→ **AIM**: Below are the records; pull every line that includes "wife".

Collection entries:
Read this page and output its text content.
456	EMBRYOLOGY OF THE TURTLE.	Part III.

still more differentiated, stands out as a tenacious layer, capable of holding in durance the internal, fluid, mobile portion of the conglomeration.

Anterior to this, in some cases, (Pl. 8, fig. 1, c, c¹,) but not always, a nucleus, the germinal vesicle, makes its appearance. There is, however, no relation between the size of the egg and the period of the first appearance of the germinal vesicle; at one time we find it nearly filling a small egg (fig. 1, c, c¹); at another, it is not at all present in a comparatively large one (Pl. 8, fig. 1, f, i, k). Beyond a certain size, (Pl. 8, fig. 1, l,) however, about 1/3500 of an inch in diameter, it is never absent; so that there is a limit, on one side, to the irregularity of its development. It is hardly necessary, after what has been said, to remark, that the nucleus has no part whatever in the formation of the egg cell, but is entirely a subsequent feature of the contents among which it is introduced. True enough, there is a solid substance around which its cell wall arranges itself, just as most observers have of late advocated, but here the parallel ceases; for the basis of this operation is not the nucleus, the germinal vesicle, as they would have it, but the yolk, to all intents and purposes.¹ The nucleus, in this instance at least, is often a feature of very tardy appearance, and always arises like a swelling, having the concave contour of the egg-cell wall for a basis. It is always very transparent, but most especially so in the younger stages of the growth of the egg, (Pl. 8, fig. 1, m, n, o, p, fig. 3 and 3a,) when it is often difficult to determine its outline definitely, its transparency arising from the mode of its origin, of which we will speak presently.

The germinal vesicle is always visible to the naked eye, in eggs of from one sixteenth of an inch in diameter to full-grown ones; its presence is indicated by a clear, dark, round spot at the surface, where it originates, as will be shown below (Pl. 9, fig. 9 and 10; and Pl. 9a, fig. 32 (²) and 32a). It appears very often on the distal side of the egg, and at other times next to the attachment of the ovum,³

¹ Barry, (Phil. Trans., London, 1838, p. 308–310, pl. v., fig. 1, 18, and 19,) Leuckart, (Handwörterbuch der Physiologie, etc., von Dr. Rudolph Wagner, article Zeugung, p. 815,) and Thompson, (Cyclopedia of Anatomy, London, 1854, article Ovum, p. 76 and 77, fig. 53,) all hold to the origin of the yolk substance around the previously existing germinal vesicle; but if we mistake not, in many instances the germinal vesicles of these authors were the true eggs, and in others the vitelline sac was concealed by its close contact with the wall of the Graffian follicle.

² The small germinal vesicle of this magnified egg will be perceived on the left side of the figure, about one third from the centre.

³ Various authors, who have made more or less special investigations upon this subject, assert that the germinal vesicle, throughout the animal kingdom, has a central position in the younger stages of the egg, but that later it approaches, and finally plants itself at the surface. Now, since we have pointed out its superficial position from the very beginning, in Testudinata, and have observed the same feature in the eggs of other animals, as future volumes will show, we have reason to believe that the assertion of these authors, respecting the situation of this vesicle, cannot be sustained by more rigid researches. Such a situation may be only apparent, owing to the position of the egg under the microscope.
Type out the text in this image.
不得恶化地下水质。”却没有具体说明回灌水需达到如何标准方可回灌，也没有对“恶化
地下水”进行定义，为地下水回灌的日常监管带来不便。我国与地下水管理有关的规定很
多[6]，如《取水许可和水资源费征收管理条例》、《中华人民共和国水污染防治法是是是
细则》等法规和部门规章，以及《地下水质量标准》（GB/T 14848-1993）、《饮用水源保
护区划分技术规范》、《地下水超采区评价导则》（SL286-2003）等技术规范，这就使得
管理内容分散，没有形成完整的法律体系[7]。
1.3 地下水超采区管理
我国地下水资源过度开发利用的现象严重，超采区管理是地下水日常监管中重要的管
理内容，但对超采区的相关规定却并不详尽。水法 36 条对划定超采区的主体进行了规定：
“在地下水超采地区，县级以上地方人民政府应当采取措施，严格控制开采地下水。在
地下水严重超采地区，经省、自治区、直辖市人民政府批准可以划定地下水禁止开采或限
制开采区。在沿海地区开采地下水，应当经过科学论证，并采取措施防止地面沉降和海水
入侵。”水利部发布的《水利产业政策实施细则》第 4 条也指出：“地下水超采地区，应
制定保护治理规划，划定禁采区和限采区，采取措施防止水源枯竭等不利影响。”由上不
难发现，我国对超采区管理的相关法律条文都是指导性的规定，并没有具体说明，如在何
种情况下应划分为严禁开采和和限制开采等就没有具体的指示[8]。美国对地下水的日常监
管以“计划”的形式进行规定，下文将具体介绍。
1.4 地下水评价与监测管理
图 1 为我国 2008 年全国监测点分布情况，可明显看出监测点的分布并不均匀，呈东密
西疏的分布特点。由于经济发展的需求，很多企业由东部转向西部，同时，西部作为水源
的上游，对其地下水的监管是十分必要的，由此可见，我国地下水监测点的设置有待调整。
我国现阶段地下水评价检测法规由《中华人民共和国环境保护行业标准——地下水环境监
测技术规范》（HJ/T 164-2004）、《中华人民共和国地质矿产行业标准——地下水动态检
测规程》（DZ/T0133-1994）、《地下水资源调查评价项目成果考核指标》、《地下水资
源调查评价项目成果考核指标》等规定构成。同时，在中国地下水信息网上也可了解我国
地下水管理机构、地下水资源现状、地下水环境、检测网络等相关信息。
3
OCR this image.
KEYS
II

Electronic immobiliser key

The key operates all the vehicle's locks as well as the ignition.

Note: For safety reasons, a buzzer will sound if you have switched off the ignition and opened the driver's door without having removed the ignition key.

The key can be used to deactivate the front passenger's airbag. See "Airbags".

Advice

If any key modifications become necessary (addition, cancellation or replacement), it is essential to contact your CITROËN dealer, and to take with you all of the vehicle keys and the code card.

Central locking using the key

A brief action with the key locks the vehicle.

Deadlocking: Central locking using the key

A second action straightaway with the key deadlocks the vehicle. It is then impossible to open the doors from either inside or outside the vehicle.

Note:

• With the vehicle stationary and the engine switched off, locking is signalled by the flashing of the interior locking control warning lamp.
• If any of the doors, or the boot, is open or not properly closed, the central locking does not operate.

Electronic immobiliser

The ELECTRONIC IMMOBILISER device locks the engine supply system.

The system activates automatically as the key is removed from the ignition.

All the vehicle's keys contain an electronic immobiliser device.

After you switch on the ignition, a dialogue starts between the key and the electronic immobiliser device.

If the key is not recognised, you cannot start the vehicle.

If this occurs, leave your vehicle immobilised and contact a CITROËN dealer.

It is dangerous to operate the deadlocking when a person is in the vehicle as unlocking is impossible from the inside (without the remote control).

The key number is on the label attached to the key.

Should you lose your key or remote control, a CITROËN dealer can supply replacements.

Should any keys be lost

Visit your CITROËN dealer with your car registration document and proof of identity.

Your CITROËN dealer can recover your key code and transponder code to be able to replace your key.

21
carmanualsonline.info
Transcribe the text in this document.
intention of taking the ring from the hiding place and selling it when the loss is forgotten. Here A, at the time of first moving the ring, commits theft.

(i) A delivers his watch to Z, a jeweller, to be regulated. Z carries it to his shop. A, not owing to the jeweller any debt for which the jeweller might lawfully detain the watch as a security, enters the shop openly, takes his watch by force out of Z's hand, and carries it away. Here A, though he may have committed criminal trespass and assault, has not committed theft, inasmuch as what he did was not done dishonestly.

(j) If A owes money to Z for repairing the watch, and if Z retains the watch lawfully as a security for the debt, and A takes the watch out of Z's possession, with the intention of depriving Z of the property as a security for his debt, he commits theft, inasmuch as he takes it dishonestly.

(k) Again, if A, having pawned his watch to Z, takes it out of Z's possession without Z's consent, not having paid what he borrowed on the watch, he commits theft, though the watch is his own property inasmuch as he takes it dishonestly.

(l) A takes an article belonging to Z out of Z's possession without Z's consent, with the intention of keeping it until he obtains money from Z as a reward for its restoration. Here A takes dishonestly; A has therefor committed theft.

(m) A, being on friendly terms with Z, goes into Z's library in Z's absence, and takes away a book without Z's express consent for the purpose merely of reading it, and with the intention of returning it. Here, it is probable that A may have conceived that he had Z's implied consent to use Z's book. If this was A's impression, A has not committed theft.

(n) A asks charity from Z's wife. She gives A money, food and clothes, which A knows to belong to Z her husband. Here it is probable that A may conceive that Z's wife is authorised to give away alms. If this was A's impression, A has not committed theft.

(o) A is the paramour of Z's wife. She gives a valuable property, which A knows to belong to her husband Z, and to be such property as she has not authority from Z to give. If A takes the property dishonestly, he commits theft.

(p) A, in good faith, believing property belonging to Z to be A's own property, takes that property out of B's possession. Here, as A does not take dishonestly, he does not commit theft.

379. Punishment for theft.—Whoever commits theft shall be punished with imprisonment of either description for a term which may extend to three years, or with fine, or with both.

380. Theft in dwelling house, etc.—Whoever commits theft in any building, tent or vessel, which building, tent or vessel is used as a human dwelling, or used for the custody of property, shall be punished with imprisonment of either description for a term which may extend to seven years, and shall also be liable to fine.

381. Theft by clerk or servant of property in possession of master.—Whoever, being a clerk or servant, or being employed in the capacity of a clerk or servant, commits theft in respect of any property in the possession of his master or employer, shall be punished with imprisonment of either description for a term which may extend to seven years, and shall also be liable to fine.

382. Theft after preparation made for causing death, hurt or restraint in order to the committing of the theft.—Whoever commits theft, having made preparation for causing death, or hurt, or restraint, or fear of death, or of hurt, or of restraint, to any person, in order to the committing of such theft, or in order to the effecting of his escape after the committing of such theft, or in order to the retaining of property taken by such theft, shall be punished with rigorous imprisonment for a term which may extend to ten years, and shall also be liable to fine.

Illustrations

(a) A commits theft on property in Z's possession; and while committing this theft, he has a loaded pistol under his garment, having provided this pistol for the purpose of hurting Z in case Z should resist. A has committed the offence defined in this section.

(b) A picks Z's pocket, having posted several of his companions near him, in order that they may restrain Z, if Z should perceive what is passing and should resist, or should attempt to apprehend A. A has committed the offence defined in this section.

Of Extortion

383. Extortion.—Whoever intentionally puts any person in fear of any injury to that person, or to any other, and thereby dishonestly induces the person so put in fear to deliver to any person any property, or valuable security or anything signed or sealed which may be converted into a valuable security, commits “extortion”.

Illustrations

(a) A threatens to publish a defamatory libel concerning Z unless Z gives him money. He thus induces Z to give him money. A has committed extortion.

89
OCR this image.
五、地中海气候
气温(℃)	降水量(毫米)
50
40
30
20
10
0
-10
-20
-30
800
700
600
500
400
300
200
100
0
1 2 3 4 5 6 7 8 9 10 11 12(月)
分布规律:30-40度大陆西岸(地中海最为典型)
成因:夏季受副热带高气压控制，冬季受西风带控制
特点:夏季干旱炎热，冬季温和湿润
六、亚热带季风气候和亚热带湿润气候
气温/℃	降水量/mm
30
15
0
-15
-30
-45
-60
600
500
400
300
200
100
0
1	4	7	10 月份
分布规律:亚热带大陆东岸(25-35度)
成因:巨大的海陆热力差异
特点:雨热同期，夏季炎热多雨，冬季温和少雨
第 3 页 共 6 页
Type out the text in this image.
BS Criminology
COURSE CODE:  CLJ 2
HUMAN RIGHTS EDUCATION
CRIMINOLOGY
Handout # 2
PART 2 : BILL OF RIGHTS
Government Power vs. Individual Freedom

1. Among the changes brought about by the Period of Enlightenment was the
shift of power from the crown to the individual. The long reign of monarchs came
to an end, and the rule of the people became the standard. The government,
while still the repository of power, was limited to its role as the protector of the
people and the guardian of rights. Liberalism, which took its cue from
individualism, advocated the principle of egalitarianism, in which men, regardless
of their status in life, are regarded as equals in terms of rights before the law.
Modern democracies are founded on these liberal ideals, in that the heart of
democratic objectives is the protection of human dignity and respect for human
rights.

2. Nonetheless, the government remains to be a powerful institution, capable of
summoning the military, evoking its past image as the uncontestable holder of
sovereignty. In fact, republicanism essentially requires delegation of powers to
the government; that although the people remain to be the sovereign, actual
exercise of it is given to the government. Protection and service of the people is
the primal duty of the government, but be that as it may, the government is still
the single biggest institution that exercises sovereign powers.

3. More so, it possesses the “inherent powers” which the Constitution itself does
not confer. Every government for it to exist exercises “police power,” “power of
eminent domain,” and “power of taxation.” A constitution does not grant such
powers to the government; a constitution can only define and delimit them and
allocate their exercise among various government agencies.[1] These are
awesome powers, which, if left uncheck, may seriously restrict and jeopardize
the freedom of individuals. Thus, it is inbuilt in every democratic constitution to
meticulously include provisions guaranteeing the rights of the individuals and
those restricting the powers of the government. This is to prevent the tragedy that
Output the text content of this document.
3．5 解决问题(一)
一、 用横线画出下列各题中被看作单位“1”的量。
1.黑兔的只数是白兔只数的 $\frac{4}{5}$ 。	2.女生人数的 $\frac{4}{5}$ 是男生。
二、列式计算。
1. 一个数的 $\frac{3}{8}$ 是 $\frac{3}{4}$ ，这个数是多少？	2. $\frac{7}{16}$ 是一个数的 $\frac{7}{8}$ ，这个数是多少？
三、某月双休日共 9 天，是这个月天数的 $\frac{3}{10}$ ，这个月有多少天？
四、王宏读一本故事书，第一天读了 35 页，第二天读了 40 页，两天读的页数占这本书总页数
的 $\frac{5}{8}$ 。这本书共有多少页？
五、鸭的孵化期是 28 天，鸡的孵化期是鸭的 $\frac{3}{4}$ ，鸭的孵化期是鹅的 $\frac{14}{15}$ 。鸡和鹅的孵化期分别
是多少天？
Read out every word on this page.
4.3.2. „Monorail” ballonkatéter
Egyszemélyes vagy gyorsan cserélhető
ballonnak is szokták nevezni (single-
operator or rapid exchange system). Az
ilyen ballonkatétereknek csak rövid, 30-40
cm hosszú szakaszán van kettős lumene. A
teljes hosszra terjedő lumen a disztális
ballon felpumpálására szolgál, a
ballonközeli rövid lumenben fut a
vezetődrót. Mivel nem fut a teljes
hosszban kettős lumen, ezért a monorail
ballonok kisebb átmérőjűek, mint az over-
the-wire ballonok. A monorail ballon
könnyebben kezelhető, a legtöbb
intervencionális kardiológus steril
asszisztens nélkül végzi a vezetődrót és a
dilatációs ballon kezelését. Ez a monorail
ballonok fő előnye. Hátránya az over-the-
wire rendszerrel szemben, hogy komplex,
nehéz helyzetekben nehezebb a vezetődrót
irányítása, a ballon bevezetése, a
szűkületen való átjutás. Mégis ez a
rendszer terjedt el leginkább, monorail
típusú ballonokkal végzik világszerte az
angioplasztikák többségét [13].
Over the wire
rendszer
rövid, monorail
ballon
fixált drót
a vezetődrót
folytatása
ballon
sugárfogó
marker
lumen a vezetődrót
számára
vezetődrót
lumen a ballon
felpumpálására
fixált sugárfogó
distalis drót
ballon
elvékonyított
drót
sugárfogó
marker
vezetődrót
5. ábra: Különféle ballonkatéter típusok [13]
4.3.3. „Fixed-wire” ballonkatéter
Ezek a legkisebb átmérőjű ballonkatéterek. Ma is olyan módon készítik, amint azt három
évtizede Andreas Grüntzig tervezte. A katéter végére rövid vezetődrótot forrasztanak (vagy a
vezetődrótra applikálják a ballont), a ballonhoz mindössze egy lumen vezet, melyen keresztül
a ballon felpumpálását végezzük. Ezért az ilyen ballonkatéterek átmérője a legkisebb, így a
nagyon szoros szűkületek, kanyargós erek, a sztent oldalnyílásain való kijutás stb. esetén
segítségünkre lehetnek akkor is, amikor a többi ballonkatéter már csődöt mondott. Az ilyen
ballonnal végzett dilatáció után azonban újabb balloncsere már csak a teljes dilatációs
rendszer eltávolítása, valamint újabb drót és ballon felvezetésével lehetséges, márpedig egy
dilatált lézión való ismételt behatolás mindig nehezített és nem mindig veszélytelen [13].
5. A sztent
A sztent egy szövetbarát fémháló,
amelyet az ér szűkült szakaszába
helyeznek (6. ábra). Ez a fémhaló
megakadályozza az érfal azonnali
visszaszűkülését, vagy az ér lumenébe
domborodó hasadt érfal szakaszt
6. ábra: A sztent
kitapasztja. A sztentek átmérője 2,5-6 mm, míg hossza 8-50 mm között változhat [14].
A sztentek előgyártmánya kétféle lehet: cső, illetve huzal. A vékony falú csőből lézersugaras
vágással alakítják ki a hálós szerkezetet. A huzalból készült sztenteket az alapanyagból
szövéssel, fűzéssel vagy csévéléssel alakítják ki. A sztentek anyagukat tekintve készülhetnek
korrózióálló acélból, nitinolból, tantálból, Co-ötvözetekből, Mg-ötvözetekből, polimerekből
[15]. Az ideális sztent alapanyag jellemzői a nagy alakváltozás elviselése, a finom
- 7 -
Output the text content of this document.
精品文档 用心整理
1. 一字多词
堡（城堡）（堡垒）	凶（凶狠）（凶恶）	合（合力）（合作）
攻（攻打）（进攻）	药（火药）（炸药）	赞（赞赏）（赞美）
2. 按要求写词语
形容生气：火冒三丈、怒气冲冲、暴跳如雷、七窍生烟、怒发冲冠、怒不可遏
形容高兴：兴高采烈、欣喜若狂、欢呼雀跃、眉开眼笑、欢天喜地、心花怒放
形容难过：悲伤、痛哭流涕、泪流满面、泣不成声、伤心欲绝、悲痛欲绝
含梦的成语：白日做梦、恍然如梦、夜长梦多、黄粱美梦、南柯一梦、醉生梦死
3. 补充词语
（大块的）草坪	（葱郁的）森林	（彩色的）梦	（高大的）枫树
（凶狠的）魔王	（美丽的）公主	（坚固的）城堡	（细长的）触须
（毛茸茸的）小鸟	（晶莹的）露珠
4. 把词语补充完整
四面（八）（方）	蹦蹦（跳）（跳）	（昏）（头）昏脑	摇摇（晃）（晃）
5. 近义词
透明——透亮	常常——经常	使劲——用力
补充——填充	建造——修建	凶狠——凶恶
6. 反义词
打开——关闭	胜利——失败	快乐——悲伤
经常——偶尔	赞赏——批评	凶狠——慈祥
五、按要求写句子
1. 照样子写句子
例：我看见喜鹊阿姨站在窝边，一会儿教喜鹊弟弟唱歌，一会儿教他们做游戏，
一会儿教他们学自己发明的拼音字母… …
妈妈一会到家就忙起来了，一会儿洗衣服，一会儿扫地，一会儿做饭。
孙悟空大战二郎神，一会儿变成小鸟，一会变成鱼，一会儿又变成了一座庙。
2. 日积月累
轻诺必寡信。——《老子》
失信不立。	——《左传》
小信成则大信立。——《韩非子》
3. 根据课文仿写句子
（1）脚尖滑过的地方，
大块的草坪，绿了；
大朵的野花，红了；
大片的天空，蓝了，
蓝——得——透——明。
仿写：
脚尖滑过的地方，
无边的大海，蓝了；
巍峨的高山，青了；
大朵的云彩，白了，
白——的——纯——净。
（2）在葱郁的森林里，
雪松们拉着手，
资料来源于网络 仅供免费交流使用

→ **TASK ANSWER**:
(n) A asks charity from Z's wife. She gives A money, food and clothes, which A knows to belong to Z her husband. Here it is probable that A may conceive that Z's wife is authorised to give away alms. If this was A's impression, A has not committed theft.
(o) A is the paramour of Z's wife. She gives a valuable property, which A knows to belong to her husband Z, and to be such property as she has not authority from Z to give. If A takes the property dishonestly, he commits theft.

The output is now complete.